■ WORKING DATA:
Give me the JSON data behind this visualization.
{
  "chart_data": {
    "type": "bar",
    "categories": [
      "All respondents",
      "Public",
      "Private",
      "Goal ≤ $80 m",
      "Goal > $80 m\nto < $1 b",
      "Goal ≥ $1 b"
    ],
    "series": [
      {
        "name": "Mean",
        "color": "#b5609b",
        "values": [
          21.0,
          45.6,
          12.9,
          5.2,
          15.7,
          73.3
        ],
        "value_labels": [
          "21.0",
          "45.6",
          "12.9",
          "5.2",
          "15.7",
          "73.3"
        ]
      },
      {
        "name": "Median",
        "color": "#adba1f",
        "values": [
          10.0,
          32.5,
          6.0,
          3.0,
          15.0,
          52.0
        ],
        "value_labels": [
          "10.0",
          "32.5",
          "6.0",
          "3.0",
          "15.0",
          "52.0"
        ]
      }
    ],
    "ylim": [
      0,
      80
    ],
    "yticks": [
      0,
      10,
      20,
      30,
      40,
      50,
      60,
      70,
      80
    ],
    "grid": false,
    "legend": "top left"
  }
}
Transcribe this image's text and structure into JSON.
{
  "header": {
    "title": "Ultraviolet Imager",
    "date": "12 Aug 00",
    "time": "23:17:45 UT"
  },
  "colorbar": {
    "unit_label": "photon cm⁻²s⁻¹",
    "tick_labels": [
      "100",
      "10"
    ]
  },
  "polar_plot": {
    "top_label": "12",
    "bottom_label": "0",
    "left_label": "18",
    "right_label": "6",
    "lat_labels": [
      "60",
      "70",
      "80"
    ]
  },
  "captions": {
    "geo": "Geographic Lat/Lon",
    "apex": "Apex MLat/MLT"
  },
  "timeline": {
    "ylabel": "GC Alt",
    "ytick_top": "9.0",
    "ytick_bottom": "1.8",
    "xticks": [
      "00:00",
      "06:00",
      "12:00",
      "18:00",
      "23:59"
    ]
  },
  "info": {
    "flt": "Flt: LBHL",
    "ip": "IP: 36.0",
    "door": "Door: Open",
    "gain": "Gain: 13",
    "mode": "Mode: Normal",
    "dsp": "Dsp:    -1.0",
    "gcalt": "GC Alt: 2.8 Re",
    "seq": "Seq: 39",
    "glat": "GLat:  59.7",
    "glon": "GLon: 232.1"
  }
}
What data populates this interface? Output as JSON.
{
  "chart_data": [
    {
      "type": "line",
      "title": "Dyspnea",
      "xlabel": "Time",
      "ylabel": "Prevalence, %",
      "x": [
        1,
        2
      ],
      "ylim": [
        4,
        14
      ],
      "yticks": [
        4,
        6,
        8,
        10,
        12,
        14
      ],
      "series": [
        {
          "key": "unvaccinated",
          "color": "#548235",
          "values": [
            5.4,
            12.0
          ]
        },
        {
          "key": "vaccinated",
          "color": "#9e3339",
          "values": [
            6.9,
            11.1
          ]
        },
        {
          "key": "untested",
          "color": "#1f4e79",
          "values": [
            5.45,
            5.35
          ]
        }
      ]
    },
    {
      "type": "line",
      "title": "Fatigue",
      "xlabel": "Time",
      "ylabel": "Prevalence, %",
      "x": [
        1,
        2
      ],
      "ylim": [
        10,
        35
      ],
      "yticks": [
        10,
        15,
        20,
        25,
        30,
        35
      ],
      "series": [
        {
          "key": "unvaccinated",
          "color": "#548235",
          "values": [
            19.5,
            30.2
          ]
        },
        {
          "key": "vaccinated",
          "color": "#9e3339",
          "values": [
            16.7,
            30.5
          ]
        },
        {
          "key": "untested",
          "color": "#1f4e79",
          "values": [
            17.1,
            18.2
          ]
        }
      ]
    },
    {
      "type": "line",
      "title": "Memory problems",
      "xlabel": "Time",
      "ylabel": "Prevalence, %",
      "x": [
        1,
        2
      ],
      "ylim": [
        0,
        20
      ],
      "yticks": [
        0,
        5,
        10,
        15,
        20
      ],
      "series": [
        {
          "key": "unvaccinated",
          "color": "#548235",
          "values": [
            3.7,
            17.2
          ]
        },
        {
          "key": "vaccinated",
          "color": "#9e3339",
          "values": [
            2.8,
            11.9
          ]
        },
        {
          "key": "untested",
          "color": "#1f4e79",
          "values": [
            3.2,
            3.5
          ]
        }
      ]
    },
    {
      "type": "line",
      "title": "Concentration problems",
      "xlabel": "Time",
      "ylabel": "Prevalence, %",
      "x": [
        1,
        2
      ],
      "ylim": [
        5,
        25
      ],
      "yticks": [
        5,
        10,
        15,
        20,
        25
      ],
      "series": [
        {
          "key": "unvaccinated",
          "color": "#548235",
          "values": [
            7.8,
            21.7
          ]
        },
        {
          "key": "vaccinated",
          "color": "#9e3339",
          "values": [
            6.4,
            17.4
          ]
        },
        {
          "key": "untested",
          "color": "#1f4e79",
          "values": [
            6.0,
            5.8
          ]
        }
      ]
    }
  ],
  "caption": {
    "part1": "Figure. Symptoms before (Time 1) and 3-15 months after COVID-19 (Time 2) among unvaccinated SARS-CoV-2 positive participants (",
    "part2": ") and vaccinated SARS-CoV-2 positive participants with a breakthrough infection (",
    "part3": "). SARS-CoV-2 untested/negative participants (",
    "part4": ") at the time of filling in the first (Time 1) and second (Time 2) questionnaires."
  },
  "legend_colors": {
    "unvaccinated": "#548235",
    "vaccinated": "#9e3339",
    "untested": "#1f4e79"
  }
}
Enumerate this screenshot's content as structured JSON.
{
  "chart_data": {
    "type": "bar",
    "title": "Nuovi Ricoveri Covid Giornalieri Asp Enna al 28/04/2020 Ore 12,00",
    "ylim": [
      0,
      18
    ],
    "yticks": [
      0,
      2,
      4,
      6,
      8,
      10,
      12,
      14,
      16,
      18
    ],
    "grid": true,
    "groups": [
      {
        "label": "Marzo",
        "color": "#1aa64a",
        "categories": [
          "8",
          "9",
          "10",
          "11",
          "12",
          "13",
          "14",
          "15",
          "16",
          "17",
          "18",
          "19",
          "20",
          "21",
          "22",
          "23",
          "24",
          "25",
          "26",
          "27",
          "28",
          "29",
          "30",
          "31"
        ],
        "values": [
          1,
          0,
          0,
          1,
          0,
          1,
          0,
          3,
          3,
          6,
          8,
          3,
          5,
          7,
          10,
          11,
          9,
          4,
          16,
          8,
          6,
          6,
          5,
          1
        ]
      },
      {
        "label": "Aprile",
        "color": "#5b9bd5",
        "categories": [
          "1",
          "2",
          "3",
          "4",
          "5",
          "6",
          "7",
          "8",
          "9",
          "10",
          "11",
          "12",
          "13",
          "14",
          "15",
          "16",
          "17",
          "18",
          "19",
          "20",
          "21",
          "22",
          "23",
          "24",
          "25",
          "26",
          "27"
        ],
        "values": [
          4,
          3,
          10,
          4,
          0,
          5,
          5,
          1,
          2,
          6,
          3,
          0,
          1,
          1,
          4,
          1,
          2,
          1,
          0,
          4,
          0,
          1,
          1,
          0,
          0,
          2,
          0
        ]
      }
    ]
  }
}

■ AIM: Produce a verbatim transcription of the entries above.

■ PROBLEM SOLUTION:
Give me the JSON data behind this visualization.
{
  "chart_data": {
    "type": "bar",
    "categories": [
      "All respondents",
      "Public",
      "Private",
      "Goal ≤ $80 m",
      "Goal > $80 m\nto < $1 b",
      "Goal ≥ $1 b"
    ],
    "series": [
      {
        "name": "Mean",
        "color": "#b5609b",
        "values": [
          21.0,
          45.6,
          12.9,
          5.2,
          15.7,
          73.3
        ],
        "value_labels": [
          "21.0",
          "45.6",
          "12.9",
          "5.2",
          "15.7",
          "73.3"
        ]
      },
      {
        "name": "Median",
        "color": "#adba1f",
        "values": [
          10.0,
          32.5,
          6.0,
          3.0,
          15.0,
          52.0
        ],
        "value_labels": [
          "10.0",
          "32.5",
          "6.0",
          "3.0",
          "15.0",
          "52.0"
        ]
      }
    ],
    "ylim": [
      0,
      80
    ],
    "yticks": [
      0,
      10,
      20,
      30,
      40,
      50,
      60,
      70,
      80
    ],
    "grid": false,
    "legend": "top left"
  }
}
Transcribe this image's text and structure into JSON.
{
  "header": {
    "title": "Ultraviolet Imager",
    "date": "12 Aug 00",
    "time": "23:17:45 UT"
  },
  "colorbar": {
    "unit_label": "photon cm⁻²s⁻¹",
    "tick_labels": [
      "100",
      "10"
    ]
  },
  "polar_plot": {
    "top_label": "12",
    "bottom_label": "0",
    "left_label": "18",
    "right_label": "6",
    "lat_labels": [
      "60",
      "70",
      "80"
    ]
  },
  "captions": {
    "geo": "Geographic Lat/Lon",
    "apex": "Apex MLat/MLT"
  },
  "timeline": {
    "ylabel": "GC Alt",
    "ytick_top": "9.0",
    "ytick_bottom": "1.8",
    "xticks": [
      "00:00",
      "06:00",
      "12:00",
      "18:00",
      "23:59"
    ]
  },
  "info": {
    "flt": "Flt: LBHL",
    "ip": "IP: 36.0",
    "door": "Door: Open",
    "gain": "Gain: 13",
    "mode": "Mode: Normal",
    "dsp": "Dsp:    -1.0",
    "gcalt": "GC Alt: 2.8 Re",
    "seq": "Seq: 39",
    "glat": "GLat:  59.7",
    "glon": "GLon: 232.1"
  }
}
What data populates this interface? Output as JSON.
{
  "chart_data": [
    {
      "type": "line",
      "title": "Dyspnea",
      "xlabel": "Time",
      "ylabel": "Prevalence, %",
      "x": [
        1,
        2
      ],
      "ylim": [
        4,
        14
      ],
      "yticks": [
        4,
        6,
        8,
        10,
        12,
        14
      ],
      "series": [
        {
          "key": "unvaccinated",
          "color": "#548235",
          "values": [
            5.4,
            12.0
          ]
        },
        {
          "key": "vaccinated",
          "color": "#9e3339",
          "values": [
            6.9,
            11.1
          ]
        },
        {
          "key": "untested",
          "color": "#1f4e79",
          "values": [
            5.45,
            5.35
          ]
        }
      ]
    },
    {
      "type": "line",
      "title": "Fatigue",
      "xlabel": "Time",
      "ylabel": "Prevalence, %",
      "x": [
        1,
        2
      ],
      "ylim": [
        10,
        35
      ],
      "yticks": [
        10,
        15,
        20,
        25,
        30,
        35
      ],
      "series": [
        {
          "key": "unvaccinated",
          "color": "#548235",
          "values": [
            19.5,
            30.2
          ]
        },
        {
          "key": "vaccinated",
          "color": "#9e3339",
          "values": [
            16.7,
            30.5
          ]
        },
        {
          "key": "untested",
          "color": "#1f4e79",
          "values": [
            17.1,
            18.2
          ]
        }
      ]
    },
    {
      "type": "line",
      "title": "Memory problems",
      "xlabel": "Time",
      "ylabel": "Prevalence, %",
      "x": [
        1,
        2
      ],
      "ylim": [
        0,
        20
      ],
      "yticks": [
        0,
        5,
        10,
        15,
        20
      ],
      "series": [
        {
          "key": "unvaccinated",
          "color": "#548235",
          "values": [
            3.7,
            17.2
          ]
        },
        {
          "key": "vaccinated",
          "color": "#9e3339",
          "values": [
            2.8,
            11.9
          ]
        },
        {
          "key": "untested",
          "color": "#1f4e79",
          "values": [
            3.2,
            3.5
          ]
        }
      ]
    },
    {
      "type": "line",
      "title": "Concentration problems",
      "xlabel": "Time",
      "ylabel": "Prevalence, %",
      "x": [
        1,
        2
      ],
      "ylim": [
        5,
        25
      ],
      "yticks": [
        5,
        10,
        15,
        20,
        25
      ],
      "series": [
        {
          "key": "unvaccinated",
          "color": "#548235",
          "values": [
            7.8,
            21.7
          ]
        },
        {
          "key": "vaccinated",
          "color": "#9e3339",
          "values": [
            6.4,
            17.4
          ]
        },
        {
          "key": "untested",
          "color": "#1f4e79",
          "values": [
            6.0,
            5.8
          ]
        }
      ]
    }
  ],
  "caption": {
    "part1": "Figure. Symptoms before (Time 1) and 3-15 months after COVID-19 (Time 2) among unvaccinated SARS-CoV-2 positive participants (",
    "part2": ") and vaccinated SARS-CoV-2 positive participants with a breakthrough infection (",
    "part3": "). SARS-CoV-2 untested/negative participants (",
    "part4": ") at the time of filling in the first (Time 1) and second (Time 2) questionnaires."
  },
  "legend_colors": {
    "unvaccinated": "#548235",
    "vaccinated": "#9e3339",
    "untested": "#1f4e79"
  }
}
Enumerate this screenshot's content as structured JSON.
{
  "chart_data": {
    "type": "bar",
    "title": "Nuovi Ricoveri Covid Giornalieri Asp Enna al 28/04/2020 Ore 12,00",
    "ylim": [
      0,
      18
    ],
    "yticks": [
      0,
      2,
      4,
      6,
      8,
      10,
      12,
      14,
      16,
      18
    ],
    "grid": true,
    "groups": [
      {
        "label": "Marzo",
        "color": "#1aa64a",
        "categories": [
          "8",
          "9",
          "10",
          "11",
          "12",
          "13",
          "14",
          "15",
          "16",
          "17",
          "18",
          "19",
          "20",
          "21",
          "22",
          "23",
          "24",
          "25",
          "26",
          "27",
          "28",
          "29",
          "30",
          "31"
        ],
        "values": [
          1,
          0,
          0,
          1,
          0,
          1,
          0,
          3,
          3,
          6,
          8,
          3,
          5,
          7,
          10,
          11,
          9,
          4,
          16,
          8,
          6,
          6,
          5,
          1
        ]
      },
      {
        "label": "Aprile",
        "color": "#5b9bd5",
        "categories": [
          "1",
          "2",
          "3",
          "4",
          "5",
          "6",
          "7",
          "8",
          "9",
          "10",
          "11",
          "12",
          "13",
          "14",
          "15",
          "16",
          "17",
          "18",
          "19",
          "20",
          "21",
          "22",
          "23",
          "24",
          "25",
          "26",
          "27"
        ],
        "values": [
          4,
          3,
          10,
          4,
          0,
          5,
          5,
          1,
          2,
          6,
          3,
          0,
          1,
          1,
          4,
          1,
          2,
          1,
          0,
          4,
          0,
          1,
          1,
          0,
          0,
          2,
          0
        ]
      }
    ]
  }
}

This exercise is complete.